WHAT IS NEEDED:
Print every entry, word for word, and skip the images.

PROVIDED ENTRIES:
++++++++++++++++++++

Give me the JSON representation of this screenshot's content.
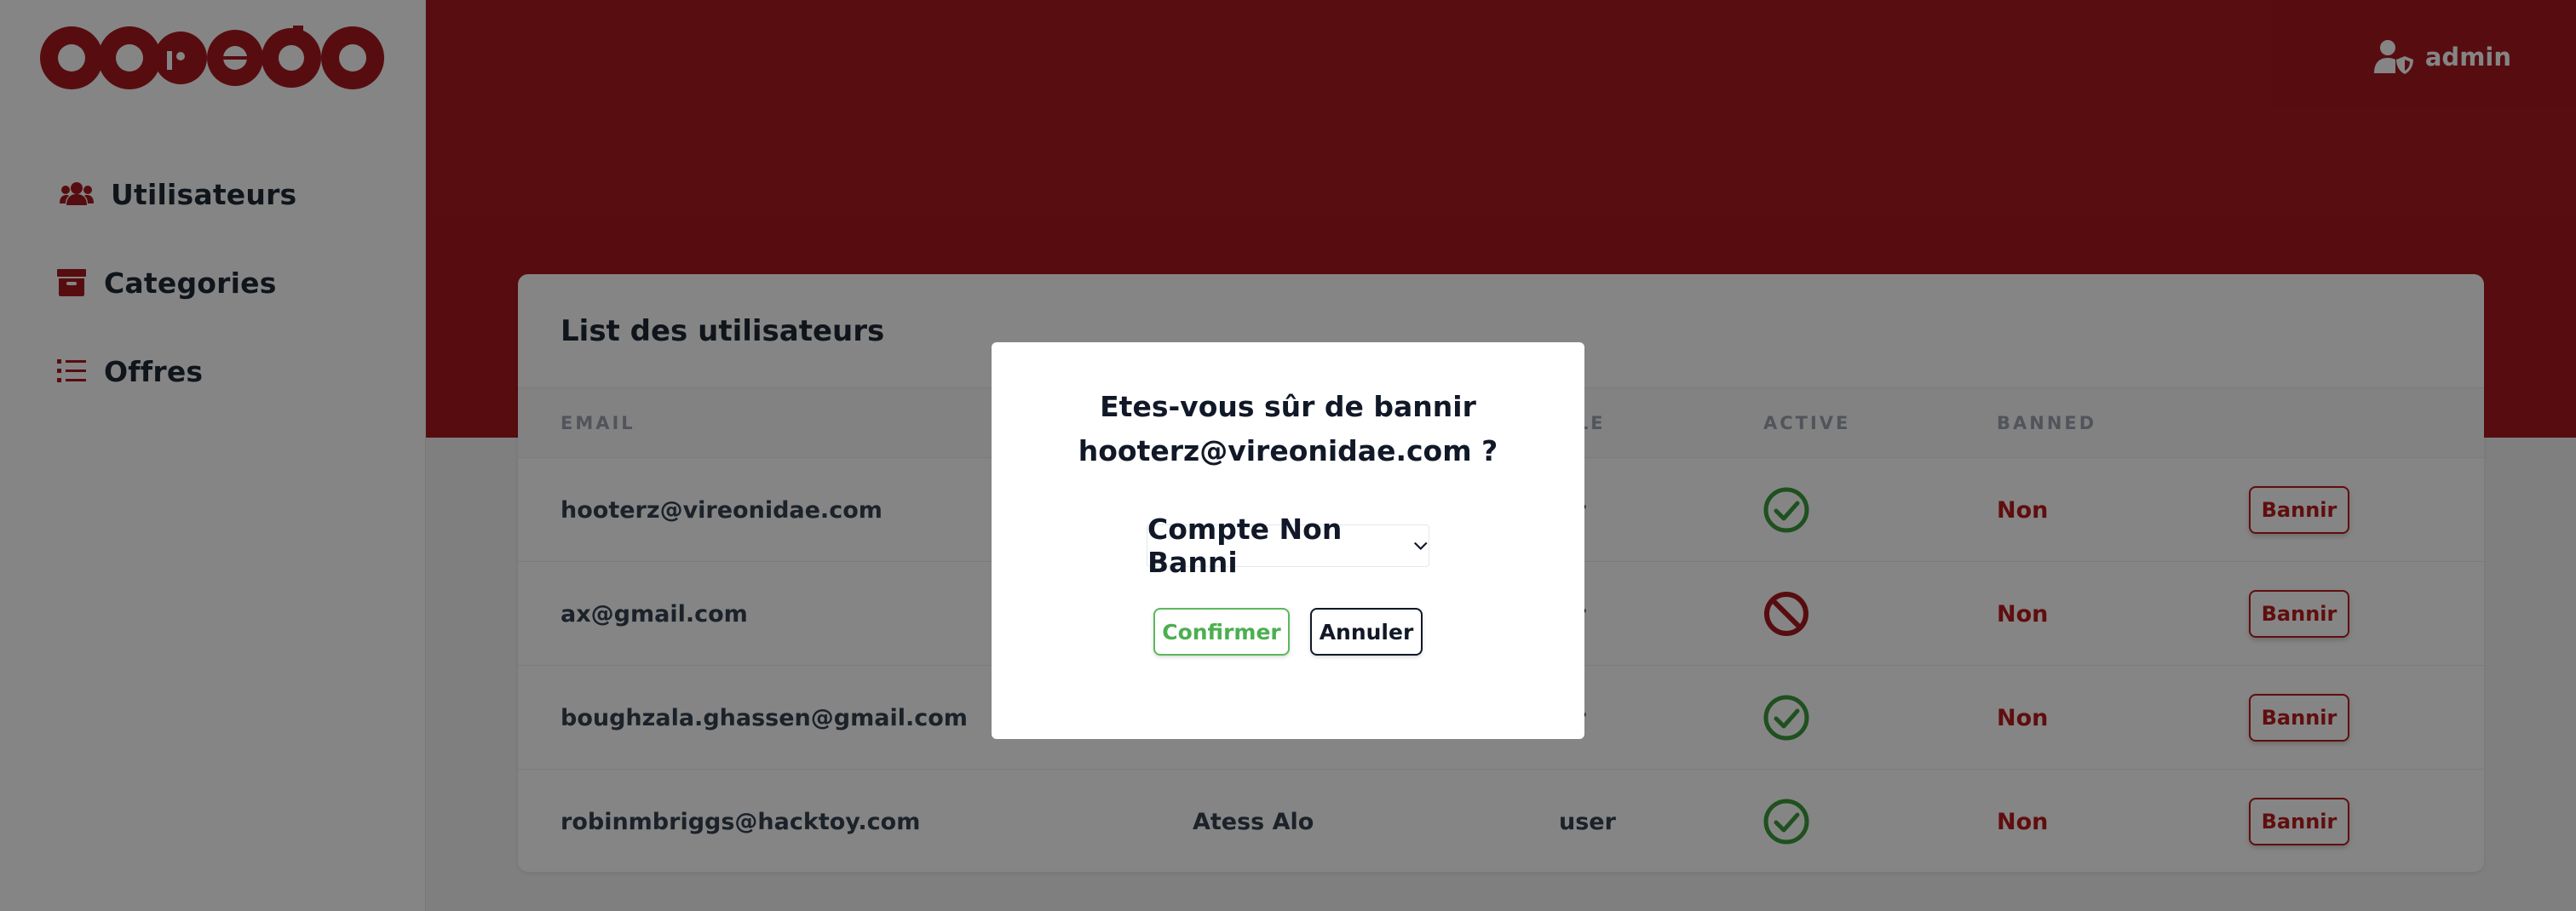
{
  "brand": {
    "logo_text": "ooredoo",
    "brand_color": "#a8191f",
    "logo_icon": "ooredoo-logo"
  },
  "sidebar": {
    "items": [
      {
        "label": "Utilisateurs",
        "icon": "users-icon"
      },
      {
        "label": "Categories",
        "icon": "archive-icon"
      },
      {
        "label": "Offres",
        "icon": "list-icon"
      }
    ]
  },
  "header": {
    "user_label": "admin",
    "user_icon": "user-shield-icon"
  },
  "table": {
    "title": "List des utilisateurs",
    "columns": [
      "EMAIL",
      "OLE",
      "ACTIVE",
      "BANNED"
    ],
    "rows": [
      {
        "email": "hooterz@vireonidae.com",
        "name": "",
        "role": "er",
        "active": true,
        "banned": "Non",
        "action": "Bannir"
      },
      {
        "email": "ax@gmail.com",
        "name": "",
        "role": "er",
        "active": false,
        "banned": "Non",
        "action": "Bannir"
      },
      {
        "email": "boughzala.ghassen@gmail.com",
        "name": "",
        "role": "er",
        "active": true,
        "banned": "Non",
        "action": "Bannir"
      },
      {
        "email": "robinmbriggs@hacktoy.com",
        "name": "Atess Alo",
        "role": "user",
        "active": true,
        "banned": "Non",
        "action": "Bannir"
      }
    ]
  },
  "modal": {
    "title_line1": "Etes-vous sûr de bannir",
    "title_line2": "hooterz@vireonidae.com ?",
    "select_value": "Compte Non Banni",
    "confirm_label": "Confirmer",
    "cancel_label": "Annuler"
  },
  "colors": {
    "active_green": "#3d9a3d",
    "inactive_red": "#a8191f",
    "banned_red": "#b91c1c",
    "confirm_green": "#4caf50"
  }
}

++++++++++++++++++++

TASK SOLUTION:
Give me the JSON representation of this screenshot's content.
{
  "brand": {
    "logo_text": "ooredoo",
    "brand_color": "#a8191f",
    "logo_icon": "ooredoo-logo"
  },
  "sidebar": {
    "items": [
      {
        "label": "Utilisateurs",
        "icon": "users-icon"
      },
      {
        "label": "Categories",
        "icon": "archive-icon"
      },
      {
        "label": "Offres",
        "icon": "list-icon"
      }
    ]
  },
  "header": {
    "user_label": "admin",
    "user_icon": "user-shield-icon"
  },
  "table": {
    "title": "List des utilisateurs",
    "columns": [
      "EMAIL",
      "OLE",
      "ACTIVE",
      "BANNED"
    ],
    "rows": [
      {
        "email": "hooterz@vireonidae.com",
        "name": "",
        "role": "er",
        "active": true,
        "banned": "Non",
        "action": "Bannir"
      },
      {
        "email": "ax@gmail.com",
        "name": "",
        "role": "er",
        "active": false,
        "banned": "Non",
        "action": "Bannir"
      },
      {
        "email": "boughzala.ghassen@gmail.com",
        "name": "",
        "role": "er",
        "active": true,
        "banned": "Non",
        "action": "Bannir"
      },
      {
        "email": "robinmbriggs@hacktoy.com",
        "name": "Atess Alo",
        "role": "user",
        "active": true,
        "banned": "Non",
        "action": "Bannir"
      }
    ]
  },
  "modal": {
    "title_line1": "Etes-vous sûr de bannir",
    "title_line2": "hooterz@vireonidae.com ?",
    "select_value": "Compte Non Banni",
    "confirm_label": "Confirmer",
    "cancel_label": "Annuler"
  },
  "colors": {
    "active_green": "#3d9a3d",
    "inactive_red": "#a8191f",
    "banned_red": "#b91c1c",
    "confirm_green": "#4caf50"
  }
}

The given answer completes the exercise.